═════ Information given ═════
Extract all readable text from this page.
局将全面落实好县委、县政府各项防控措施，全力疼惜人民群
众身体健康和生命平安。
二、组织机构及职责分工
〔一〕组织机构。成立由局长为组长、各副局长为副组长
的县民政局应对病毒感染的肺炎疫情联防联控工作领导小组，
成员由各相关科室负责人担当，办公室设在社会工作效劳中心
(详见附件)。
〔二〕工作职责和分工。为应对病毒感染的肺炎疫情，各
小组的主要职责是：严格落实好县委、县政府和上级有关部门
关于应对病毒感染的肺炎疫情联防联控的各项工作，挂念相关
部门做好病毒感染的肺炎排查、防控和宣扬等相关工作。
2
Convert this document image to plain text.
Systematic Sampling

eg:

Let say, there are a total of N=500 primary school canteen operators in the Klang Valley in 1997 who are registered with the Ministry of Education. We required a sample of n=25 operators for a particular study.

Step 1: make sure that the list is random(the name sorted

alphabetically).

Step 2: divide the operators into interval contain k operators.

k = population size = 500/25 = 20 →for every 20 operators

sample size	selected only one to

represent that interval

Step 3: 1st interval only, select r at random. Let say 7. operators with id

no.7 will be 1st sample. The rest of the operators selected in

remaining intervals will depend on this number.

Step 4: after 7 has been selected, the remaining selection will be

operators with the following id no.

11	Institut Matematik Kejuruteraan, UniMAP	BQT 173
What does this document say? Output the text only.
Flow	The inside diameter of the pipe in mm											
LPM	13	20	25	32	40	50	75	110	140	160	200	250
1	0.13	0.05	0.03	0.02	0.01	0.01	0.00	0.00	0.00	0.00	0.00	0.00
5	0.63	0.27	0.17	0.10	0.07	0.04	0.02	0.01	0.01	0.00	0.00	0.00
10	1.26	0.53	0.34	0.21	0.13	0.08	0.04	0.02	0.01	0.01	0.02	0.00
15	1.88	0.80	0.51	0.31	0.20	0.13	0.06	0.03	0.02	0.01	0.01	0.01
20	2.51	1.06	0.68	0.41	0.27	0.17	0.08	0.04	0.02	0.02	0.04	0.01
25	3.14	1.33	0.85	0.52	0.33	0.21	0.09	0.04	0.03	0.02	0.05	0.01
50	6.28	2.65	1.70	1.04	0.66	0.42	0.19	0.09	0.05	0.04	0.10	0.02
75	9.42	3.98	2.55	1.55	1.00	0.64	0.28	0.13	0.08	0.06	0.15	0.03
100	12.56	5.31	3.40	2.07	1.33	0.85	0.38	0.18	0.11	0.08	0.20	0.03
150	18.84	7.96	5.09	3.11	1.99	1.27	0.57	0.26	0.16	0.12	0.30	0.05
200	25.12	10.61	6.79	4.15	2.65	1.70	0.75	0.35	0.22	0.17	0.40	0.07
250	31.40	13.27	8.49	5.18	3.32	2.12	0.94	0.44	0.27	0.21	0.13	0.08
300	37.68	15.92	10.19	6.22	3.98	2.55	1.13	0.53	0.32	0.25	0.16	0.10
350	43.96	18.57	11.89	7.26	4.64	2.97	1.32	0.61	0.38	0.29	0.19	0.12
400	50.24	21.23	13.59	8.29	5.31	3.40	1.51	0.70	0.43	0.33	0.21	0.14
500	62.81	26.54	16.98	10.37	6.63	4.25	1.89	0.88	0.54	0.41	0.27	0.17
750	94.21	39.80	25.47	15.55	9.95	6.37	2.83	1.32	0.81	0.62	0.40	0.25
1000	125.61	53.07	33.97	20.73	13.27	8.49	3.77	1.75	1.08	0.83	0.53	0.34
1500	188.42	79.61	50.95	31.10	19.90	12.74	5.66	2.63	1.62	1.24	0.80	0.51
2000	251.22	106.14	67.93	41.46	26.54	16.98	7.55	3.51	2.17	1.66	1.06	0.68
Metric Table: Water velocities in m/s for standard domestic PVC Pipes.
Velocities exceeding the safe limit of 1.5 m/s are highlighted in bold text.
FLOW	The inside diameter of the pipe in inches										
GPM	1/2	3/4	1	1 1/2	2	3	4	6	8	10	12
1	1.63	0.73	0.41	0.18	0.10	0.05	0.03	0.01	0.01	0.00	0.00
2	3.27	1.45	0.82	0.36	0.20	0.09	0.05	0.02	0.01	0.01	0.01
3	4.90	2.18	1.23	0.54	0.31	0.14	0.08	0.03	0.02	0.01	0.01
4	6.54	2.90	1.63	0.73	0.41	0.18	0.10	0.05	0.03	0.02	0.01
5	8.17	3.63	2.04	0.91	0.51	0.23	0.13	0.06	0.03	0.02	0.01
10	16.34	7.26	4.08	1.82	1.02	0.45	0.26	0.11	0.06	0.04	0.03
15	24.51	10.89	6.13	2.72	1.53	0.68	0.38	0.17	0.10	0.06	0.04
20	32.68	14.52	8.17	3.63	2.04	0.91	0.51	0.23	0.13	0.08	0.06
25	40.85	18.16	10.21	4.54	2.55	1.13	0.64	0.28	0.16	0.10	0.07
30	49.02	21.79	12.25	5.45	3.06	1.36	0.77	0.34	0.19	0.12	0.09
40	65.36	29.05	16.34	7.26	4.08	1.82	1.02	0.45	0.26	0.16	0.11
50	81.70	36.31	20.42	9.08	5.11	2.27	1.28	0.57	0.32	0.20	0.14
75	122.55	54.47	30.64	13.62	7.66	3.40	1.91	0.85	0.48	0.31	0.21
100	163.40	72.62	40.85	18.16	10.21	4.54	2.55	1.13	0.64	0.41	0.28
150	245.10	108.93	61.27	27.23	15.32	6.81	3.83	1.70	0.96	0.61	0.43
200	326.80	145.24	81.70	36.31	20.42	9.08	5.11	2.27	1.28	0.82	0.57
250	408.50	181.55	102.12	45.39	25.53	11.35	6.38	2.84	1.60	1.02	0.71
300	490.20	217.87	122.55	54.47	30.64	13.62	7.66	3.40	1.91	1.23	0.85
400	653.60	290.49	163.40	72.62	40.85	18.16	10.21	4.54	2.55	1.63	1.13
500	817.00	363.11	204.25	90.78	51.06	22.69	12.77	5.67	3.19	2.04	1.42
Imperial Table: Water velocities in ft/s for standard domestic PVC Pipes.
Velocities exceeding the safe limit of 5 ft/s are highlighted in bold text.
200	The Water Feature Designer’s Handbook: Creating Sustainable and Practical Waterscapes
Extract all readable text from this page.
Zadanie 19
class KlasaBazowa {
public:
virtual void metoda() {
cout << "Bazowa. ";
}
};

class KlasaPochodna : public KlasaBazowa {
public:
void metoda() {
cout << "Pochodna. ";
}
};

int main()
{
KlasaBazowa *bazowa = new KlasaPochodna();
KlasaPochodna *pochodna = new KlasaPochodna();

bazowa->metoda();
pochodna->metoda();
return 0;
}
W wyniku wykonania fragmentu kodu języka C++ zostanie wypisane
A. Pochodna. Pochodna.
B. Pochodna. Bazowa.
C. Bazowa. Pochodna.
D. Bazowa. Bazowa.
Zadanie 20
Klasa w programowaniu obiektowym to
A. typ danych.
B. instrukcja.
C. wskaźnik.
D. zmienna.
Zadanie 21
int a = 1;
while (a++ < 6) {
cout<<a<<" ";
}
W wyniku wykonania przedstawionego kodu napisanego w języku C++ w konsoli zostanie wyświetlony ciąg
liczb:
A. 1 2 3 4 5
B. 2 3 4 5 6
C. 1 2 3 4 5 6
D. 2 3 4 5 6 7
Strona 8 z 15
═════
- _Task prompt_
Repeat the material word for word, in full.

- _Reply_
Extract all readable text from this page.
局将全面落实好县委、县政府各项防控措施，全力疼惜人民群
众身体健康和生命平安。
二、组织机构及职责分工
〔一〕组织机构。成立由局长为组长、各副局长为副组长
的县民政局应对病毒感染的肺炎疫情联防联控工作领导小组，
成员由各相关科室负责人担当，办公室设在社会工作效劳中心
(详见附件)。
〔二〕工作职责和分工。为应对病毒感染的肺炎疫情，各
小组的主要职责是：严格落实好县委、县政府和上级有关部门
关于应对病毒感染的肺炎疫情联防联控的各项工作，挂念相关
部门做好病毒感染的肺炎排查、防控和宣扬等相关工作。
2
Convert this document image to plain text.
Systematic Sampling

eg:

Let say, there are a total of N=500 primary school canteen operators in the Klang Valley in 1997 who are registered with the Ministry of Education. We required a sample of n=25 operators for a particular study.

Step 1: make sure that the list is random(the name sorted

alphabetically).

Step 2: divide the operators into interval contain k operators.

k = population size = 500/25 = 20 →for every 20 operators

sample size	selected only one to

represent that interval

Step 3: 1st interval only, select r at random. Let say 7. operators with id

no.7 will be 1st sample. The rest of the operators selected in

remaining intervals will depend on this number.

Step 4: after 7 has been selected, the remaining selection will be

operators with the following id no.

11	Institut Matematik Kejuruteraan, UniMAP	BQT 173
What does this document say? Output the text only.
Flow	The inside diameter of the pipe in mm											
LPM	13	20	25	32	40	50	75	110	140	160	200	250
1	0.13	0.05	0.03	0.02	0.01	0.01	0.00	0.00	0.00	0.00	0.00	0.00
5	0.63	0.27	0.17	0.10	0.07	0.04	0.02	0.01	0.01	0.00	0.00	0.00
10	1.26	0.53	0.34	0.21	0.13	0.08	0.04	0.02	0.01	0.01	0.02	0.00
15	1.88	0.80	0.51	0.31	0.20	0.13	0.06	0.03	0.02	0.01	0.01	0.01
20	2.51	1.06	0.68	0.41	0.27	0.17	0.08	0.04	0.02	0.02	0.04	0.01
25	3.14	1.33	0.85	0.52	0.33	0.21	0.09	0.04	0.03	0.02	0.05	0.01
50	6.28	2.65	1.70	1.04	0.66	0.42	0.19	0.09	0.05	0.04	0.10	0.02
75	9.42	3.98	2.55	1.55	1.00	0.64	0.28	0.13	0.08	0.06	0.15	0.03
100	12.56	5.31	3.40	2.07	1.33	0.85	0.38	0.18	0.11	0.08	0.20	0.03
150	18.84	7.96	5.09	3.11	1.99	1.27	0.57	0.26	0.16	0.12	0.30	0.05
200	25.12	10.61	6.79	4.15	2.65	1.70	0.75	0.35	0.22	0.17	0.40	0.07
250	31.40	13.27	8.49	5.18	3.32	2.12	0.94	0.44	0.27	0.21	0.13	0.08
300	37.68	15.92	10.19	6.22	3.98	2.55	1.13	0.53	0.32	0.25	0.16	0.10
350	43.96	18.57	11.89	7.26	4.64	2.97	1.32	0.61	0.38	0.29	0.19	0.12
400	50.24	21.23	13.59	8.29	5.31	3.40	1.51	0.70	0.43	0.33	0.21	0.14
500	62.81	26.54	16.98	10.37	6.63	4.25	1.89	0.88	0.54	0.41	0.27	0.17
750	94.21	39.80	25.47	15.55	9.95	6.37	2.83	1.32	0.81	0.62	0.40	0.25
1000	125.61	53.07	33.97	20.73	13.27	8.49	3.77	1.75	1.08	0.83	0.53	0.34
1500	188.42	79.61	50.95	31.10	19.90	12.74	5.66	2.63	1.62	1.24	0.80	0.51
2000	251.22	106.14	67.93	41.46	26.54	16.98	7.55	3.51	2.17	1.66	1.06	0.68
Metric Table: Water velocities in m/s for standard domestic PVC Pipes.
Velocities exceeding the safe limit of 1.5 m/s are highlighted in bold text.
FLOW	The inside diameter of the pipe in inches										
GPM	1/2	3/4	1	1 1/2	2	3	4	6	8	10	12
1	1.63	0.73	0.41	0.18	0.10	0.05	0.03	0.01	0.01	0.00	0.00
2	3.27	1.45	0.82	0.36	0.20	0.09	0.05	0.02	0.01	0.01	0.01
3	4.90	2.18	1.23	0.54	0.31	0.14	0.08	0.03	0.02	0.01	0.01
4	6.54	2.90	1.63	0.73	0.41	0.18	0.10	0.05	0.03	0.02	0.01
5	8.17	3.63	2.04	0.91	0.51	0.23	0.13	0.06	0.03	0.02	0.01
10	16.34	7.26	4.08	1.82	1.02	0.45	0.26	0.11	0.06	0.04	0.03
15	24.51	10.89	6.13	2.72	1.53	0.68	0.38	0.17	0.10	0.06	0.04
20	32.68	14.52	8.17	3.63	2.04	0.91	0.51	0.23	0.13	0.08	0.06
25	40.85	18.16	10.21	4.54	2.55	1.13	0.64	0.28	0.16	0.10	0.07
30	49.02	21.79	12.25	5.45	3.06	1.36	0.77	0.34	0.19	0.12	0.09
40	65.36	29.05	16.34	7.26	4.08	1.82	1.02	0.45	0.26	0.16	0.11
50	81.70	36.31	20.42	9.08	5.11	2.27	1.28	0.57	0.32	0.20	0.14
75	122.55	54.47	30.64	13.62	7.66	3.40	1.91	0.85	0.48	0.31	0.21
100	163.40	72.62	40.85	18.16	10.21	4.54	2.55	1.13	0.64	0.41	0.28
150	245.10	108.93	61.27	27.23	15.32	6.81	3.83	1.70	0.96	0.61	0.43
200	326.80	145.24	81.70	36.31	20.42	9.08	5.11	2.27	1.28	0.82	0.57
250	408.50	181.55	102.12	45.39	25.53	11.35	6.38	2.84	1.60	1.02	0.71
300	490.20	217.87	122.55	54.47	30.64	13.62	7.66	3.40	1.91	1.23	0.85
400	653.60	290.49	163.40	72.62	40.85	18.16	10.21	4.54	2.55	1.63	1.13
500	817.00	363.11	204.25	90.78	51.06	22.69	12.77	5.67	3.19	2.04	1.42
Imperial Table: Water velocities in ft/s for standard domestic PVC Pipes.
Velocities exceeding the safe limit of 5 ft/s are highlighted in bold text.
200	The Water Feature Designer’s Handbook: Creating Sustainable and Practical Waterscapes
Extract all readable text from this page.
Zadanie 19
class KlasaBazowa {
public:
virtual void metoda() {
cout << "Bazowa. ";
}
};

class KlasaPochodna : public KlasaBazowa {
public:
void metoda() {
cout << "Pochodna. ";
}
};

int main()
{
KlasaBazowa *bazowa = new KlasaPochodna();
KlasaPochodna *pochodna = new KlasaPochodna();

bazowa->metoda();
pochodna->metoda();
return 0;
}
W wyniku wykonania fragmentu kodu języka C++ zostanie wypisane
A. Pochodna. Pochodna.
B. Pochodna. Bazowa.
C. Bazowa. Pochodna.
D. Bazowa. Bazowa.
Zadanie 20
Klasa w programowaniu obiektowym to
A. typ danych.
B. instrukcja.
C. wskaźnik.
D. zmienna.
Zadanie 21
int a = 1;
while (a++ < 6) {
cout<<a<<" ";
}
W wyniku wykonania przedstawionego kodu napisanego w języku C++ w konsoli zostanie wyświetlony ciąg
liczb:
A. 1 2 3 4 5
B. 2 3 4 5 6
C. 1 2 3 4 5 6
D. 2 3 4 5 6 7
Strona 8 z 15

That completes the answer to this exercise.